━━ GIVEN ENTRIES

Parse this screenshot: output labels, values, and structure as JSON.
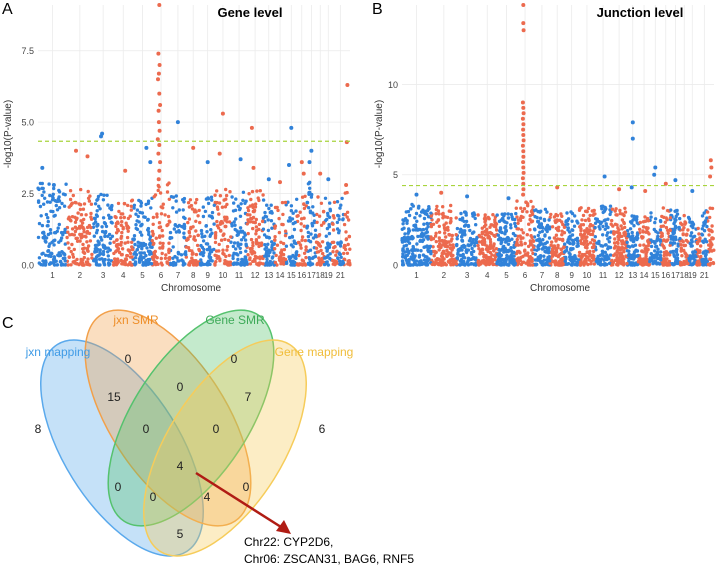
{
  "colors": {
    "blue": "#3182d9",
    "red": "#ec6a4e",
    "threshold": "#a8d43c",
    "jxn_mapping": "#5aa9ec",
    "jxn_smr": "#f2a04a",
    "gene_smr": "#55c26e",
    "gene_mapping": "#f6cc5a",
    "arrow": "#b01c14"
  },
  "chart_data": [
    {
      "type": "scatter",
      "panel_label": "A",
      "title": "Gene level",
      "xlabel": "Chromosome",
      "ylabel": "-log10(P-value)",
      "ylim": [
        0,
        9.1
      ],
      "yticks": [
        "0.0",
        "2.5",
        "5.0",
        "7.5"
      ],
      "ytick_values": [
        0,
        2.5,
        5.0,
        7.5
      ],
      "threshold": 4.33,
      "chromosome_tick_labels": [
        "1",
        "2",
        "3",
        "4",
        "5",
        "6",
        "7",
        "8",
        "9",
        "10",
        "11",
        "12",
        "13",
        "14",
        "15",
        "16",
        "17",
        "18",
        "19",
        "21"
      ],
      "chromosome_tick_values": [
        1,
        2,
        3,
        4,
        5,
        6,
        7,
        8,
        9,
        10,
        11,
        12,
        13,
        14,
        15,
        16,
        17,
        18,
        19,
        21
      ],
      "chromosome_widths": [
        1.8,
        1.6,
        1.3,
        1.2,
        1.2,
        1.1,
        1.0,
        0.9,
        0.9,
        1.0,
        1.0,
        1.0,
        0.7,
        0.7,
        0.7,
        0.6,
        0.6,
        0.5,
        0.5,
        0.3,
        0.4,
        0.4
      ],
      "background_max": [
        2.9,
        2.7,
        2.5,
        2.3,
        2.4,
        2.9,
        2.6,
        2.3,
        2.4,
        2.7,
        2.7,
        2.6,
        2.3,
        2.2,
        2.3,
        2.7,
        2.9,
        2.5,
        2.5,
        2.3,
        2.4,
        2.6
      ],
      "peak_points": [
        {
          "chr": 1,
          "pos": 0.15,
          "y": 3.4
        },
        {
          "chr": 1,
          "pos": 0.55,
          "y": 2.8
        },
        {
          "chr": 2,
          "pos": 0.35,
          "y": 4.0
        },
        {
          "chr": 2,
          "pos": 0.8,
          "y": 3.8
        },
        {
          "chr": 3,
          "pos": 0.4,
          "y": 4.5
        },
        {
          "chr": 3,
          "pos": 0.45,
          "y": 4.6
        },
        {
          "chr": 4,
          "pos": 0.6,
          "y": 3.3
        },
        {
          "chr": 5,
          "pos": 0.7,
          "y": 4.1
        },
        {
          "chr": 5,
          "pos": 0.9,
          "y": 3.6
        },
        {
          "chr": 6,
          "pos": 0.4,
          "y": 9.1
        },
        {
          "chr": 6,
          "pos": 0.35,
          "y": 7.4
        },
        {
          "chr": 6,
          "pos": 0.42,
          "y": 7.0
        },
        {
          "chr": 6,
          "pos": 0.38,
          "y": 6.7
        },
        {
          "chr": 6,
          "pos": 0.33,
          "y": 6.5
        },
        {
          "chr": 6,
          "pos": 0.4,
          "y": 6.0
        },
        {
          "chr": 6,
          "pos": 0.45,
          "y": 5.6
        },
        {
          "chr": 6,
          "pos": 0.36,
          "y": 5.4
        },
        {
          "chr": 6,
          "pos": 0.38,
          "y": 5.0
        },
        {
          "chr": 6,
          "pos": 0.42,
          "y": 4.7
        },
        {
          "chr": 6,
          "pos": 0.32,
          "y": 4.4
        },
        {
          "chr": 6,
          "pos": 0.4,
          "y": 4.2
        },
        {
          "chr": 6,
          "pos": 0.35,
          "y": 3.9
        },
        {
          "chr": 6,
          "pos": 0.45,
          "y": 3.6
        },
        {
          "chr": 6,
          "pos": 0.4,
          "y": 3.3
        },
        {
          "chr": 6,
          "pos": 0.37,
          "y": 3.0
        },
        {
          "chr": 7,
          "pos": 0.5,
          "y": 5.0
        },
        {
          "chr": 8,
          "pos": 0.5,
          "y": 4.1
        },
        {
          "chr": 9,
          "pos": 0.5,
          "y": 3.6
        },
        {
          "chr": 10,
          "pos": 0.5,
          "y": 5.3
        },
        {
          "chr": 10,
          "pos": 0.3,
          "y": 3.9
        },
        {
          "chr": 11,
          "pos": 0.6,
          "y": 3.7
        },
        {
          "chr": 12,
          "pos": 0.3,
          "y": 4.8
        },
        {
          "chr": 12,
          "pos": 0.4,
          "y": 3.4
        },
        {
          "chr": 13,
          "pos": 0.5,
          "y": 3.0
        },
        {
          "chr": 14,
          "pos": 0.5,
          "y": 2.9
        },
        {
          "chr": 15,
          "pos": 0.5,
          "y": 4.8
        },
        {
          "chr": 15,
          "pos": 0.3,
          "y": 3.5
        },
        {
          "chr": 16,
          "pos": 0.5,
          "y": 3.6
        },
        {
          "chr": 16,
          "pos": 0.7,
          "y": 3.2
        },
        {
          "chr": 17,
          "pos": 0.5,
          "y": 4.0
        },
        {
          "chr": 17,
          "pos": 0.3,
          "y": 3.6
        },
        {
          "chr": 18,
          "pos": 0.5,
          "y": 3.2
        },
        {
          "chr": 19,
          "pos": 0.5,
          "y": 3.0
        },
        {
          "chr": 22,
          "pos": 0.6,
          "y": 6.3
        },
        {
          "chr": 22,
          "pos": 0.5,
          "y": 4.3
        },
        {
          "chr": 22,
          "pos": 0.4,
          "y": 2.8
        }
      ]
    },
    {
      "type": "scatter",
      "panel_label": "B",
      "title": "Junction level",
      "xlabel": "Chromosome",
      "ylabel": "-log10(P-value)",
      "ylim": [
        0,
        14.4
      ],
      "yticks": [
        "0",
        "5",
        "10"
      ],
      "ytick_values": [
        0,
        5,
        10
      ],
      "threshold": 4.4,
      "chromosome_tick_labels": [
        "1",
        "2",
        "3",
        "4",
        "5",
        "6",
        "7",
        "8",
        "9",
        "10",
        "11",
        "12",
        "13",
        "14",
        "15",
        "16",
        "17",
        "18",
        "19",
        "21"
      ],
      "chromosome_tick_values": [
        1,
        2,
        3,
        4,
        5,
        6,
        7,
        8,
        9,
        10,
        11,
        12,
        13,
        14,
        15,
        16,
        17,
        18,
        19,
        21
      ],
      "chromosome_widths": [
        1.8,
        1.6,
        1.3,
        1.2,
        1.2,
        1.1,
        1.0,
        0.9,
        0.9,
        1.0,
        1.0,
        1.0,
        0.7,
        0.7,
        0.7,
        0.6,
        0.6,
        0.5,
        0.5,
        0.3,
        0.4,
        0.4
      ],
      "background_max": [
        3.4,
        3.3,
        3.0,
        2.8,
        2.9,
        3.6,
        3.1,
        2.9,
        3.0,
        3.2,
        3.3,
        3.2,
        2.9,
        2.8,
        2.9,
        3.2,
        3.3,
        3.0,
        3.0,
        2.8,
        3.0,
        3.2
      ],
      "peak_points": [
        {
          "chr": 1,
          "pos": 0.5,
          "y": 3.9
        },
        {
          "chr": 2,
          "pos": 0.4,
          "y": 4.0
        },
        {
          "chr": 3,
          "pos": 0.5,
          "y": 3.8
        },
        {
          "chr": 5,
          "pos": 0.6,
          "y": 3.7
        },
        {
          "chr": 6,
          "pos": 0.4,
          "y": 14.4
        },
        {
          "chr": 6,
          "pos": 0.4,
          "y": 13.4
        },
        {
          "chr": 6,
          "pos": 0.42,
          "y": 13.0
        },
        {
          "chr": 6,
          "pos": 0.38,
          "y": 9.0
        },
        {
          "chr": 6,
          "pos": 0.4,
          "y": 8.7
        },
        {
          "chr": 6,
          "pos": 0.42,
          "y": 8.4
        },
        {
          "chr": 6,
          "pos": 0.38,
          "y": 8.1
        },
        {
          "chr": 6,
          "pos": 0.41,
          "y": 7.8
        },
        {
          "chr": 6,
          "pos": 0.39,
          "y": 7.5
        },
        {
          "chr": 6,
          "pos": 0.4,
          "y": 7.2
        },
        {
          "chr": 6,
          "pos": 0.42,
          "y": 6.9
        },
        {
          "chr": 6,
          "pos": 0.38,
          "y": 6.6
        },
        {
          "chr": 6,
          "pos": 0.4,
          "y": 6.3
        },
        {
          "chr": 6,
          "pos": 0.41,
          "y": 6.0
        },
        {
          "chr": 6,
          "pos": 0.39,
          "y": 5.7
        },
        {
          "chr": 6,
          "pos": 0.4,
          "y": 5.4
        },
        {
          "chr": 6,
          "pos": 0.42,
          "y": 5.1
        },
        {
          "chr": 6,
          "pos": 0.38,
          "y": 4.8
        },
        {
          "chr": 6,
          "pos": 0.4,
          "y": 4.5
        },
        {
          "chr": 6,
          "pos": 0.41,
          "y": 4.2
        },
        {
          "chr": 6,
          "pos": 0.39,
          "y": 3.9
        },
        {
          "chr": 8,
          "pos": 0.5,
          "y": 4.3
        },
        {
          "chr": 11,
          "pos": 0.6,
          "y": 4.9
        },
        {
          "chr": 12,
          "pos": 0.5,
          "y": 4.2
        },
        {
          "chr": 13,
          "pos": 0.5,
          "y": 7.9
        },
        {
          "chr": 13,
          "pos": 0.5,
          "y": 7.0
        },
        {
          "chr": 13,
          "pos": 0.4,
          "y": 4.3
        },
        {
          "chr": 14,
          "pos": 0.6,
          "y": 4.1
        },
        {
          "chr": 15,
          "pos": 0.5,
          "y": 5.4
        },
        {
          "chr": 15,
          "pos": 0.4,
          "y": 5.0
        },
        {
          "chr": 16,
          "pos": 0.5,
          "y": 4.5
        },
        {
          "chr": 17,
          "pos": 0.5,
          "y": 4.7
        },
        {
          "chr": 19,
          "pos": 0.5,
          "y": 4.1
        },
        {
          "chr": 22,
          "pos": 0.5,
          "y": 5.8
        },
        {
          "chr": 22,
          "pos": 0.6,
          "y": 5.4
        },
        {
          "chr": 22,
          "pos": 0.4,
          "y": 4.9
        }
      ]
    }
  ],
  "venn": {
    "panel_label": "C",
    "sets": [
      {
        "key": "jxn_mapping",
        "label": "jxn mapping",
        "color": "#5aa9ec",
        "text_color": "#3f9be6"
      },
      {
        "key": "jxn_smr",
        "label": "jxn SMR",
        "color": "#f2a04a",
        "text_color": "#ee8f2a"
      },
      {
        "key": "gene_smr",
        "label": "Gene SMR",
        "color": "#55c26e",
        "text_color": "#3daa58"
      },
      {
        "key": "gene_mapping",
        "label": "Gene mapping",
        "color": "#f6cc5a",
        "text_color": "#f0bd3a"
      }
    ],
    "regions": [
      {
        "sets": "jxn_smr only",
        "value": "0"
      },
      {
        "sets": "gene_smr only",
        "value": "0"
      },
      {
        "sets": "jxn_mapping + jxn_smr",
        "value": "15"
      },
      {
        "sets": "jxn_smr + gene_smr",
        "value": "0"
      },
      {
        "sets": "gene_smr + gene_mapping",
        "value": "7"
      },
      {
        "sets": "jxn_mapping only",
        "value": "8"
      },
      {
        "sets": "jxn_mapping + jxn_smr + gene_smr",
        "value": "0"
      },
      {
        "sets": "jxn_smr + gene_smr + gene_mapping",
        "value": "0"
      },
      {
        "sets": "gene_mapping only",
        "value": "6"
      },
      {
        "sets": "all four",
        "value": "4"
      },
      {
        "sets": "jxn_mapping + gene_smr",
        "value": "0"
      },
      {
        "sets": "jxn_mapping + gene_smr + gene_mapping",
        "value": "0"
      },
      {
        "sets": "jxn_mapping + jxn_smr + gene_mapping",
        "value": "4"
      },
      {
        "sets": "jxn_smr + gene_mapping",
        "value": "0"
      },
      {
        "sets": "jxn_mapping + gene_mapping",
        "value": "5"
      }
    ],
    "annotation_lines": [
      "Chr22: CYP2D6,",
      "Chr06: ZSCAN31, BAG6,  RNF5"
    ]
  }
}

━━━━

■ **EXERCISE PROMPT**: Say, as a bare number, how many lines in the entries above include the string "title".

■ **ANSWER TO THE EXERCISE**: 2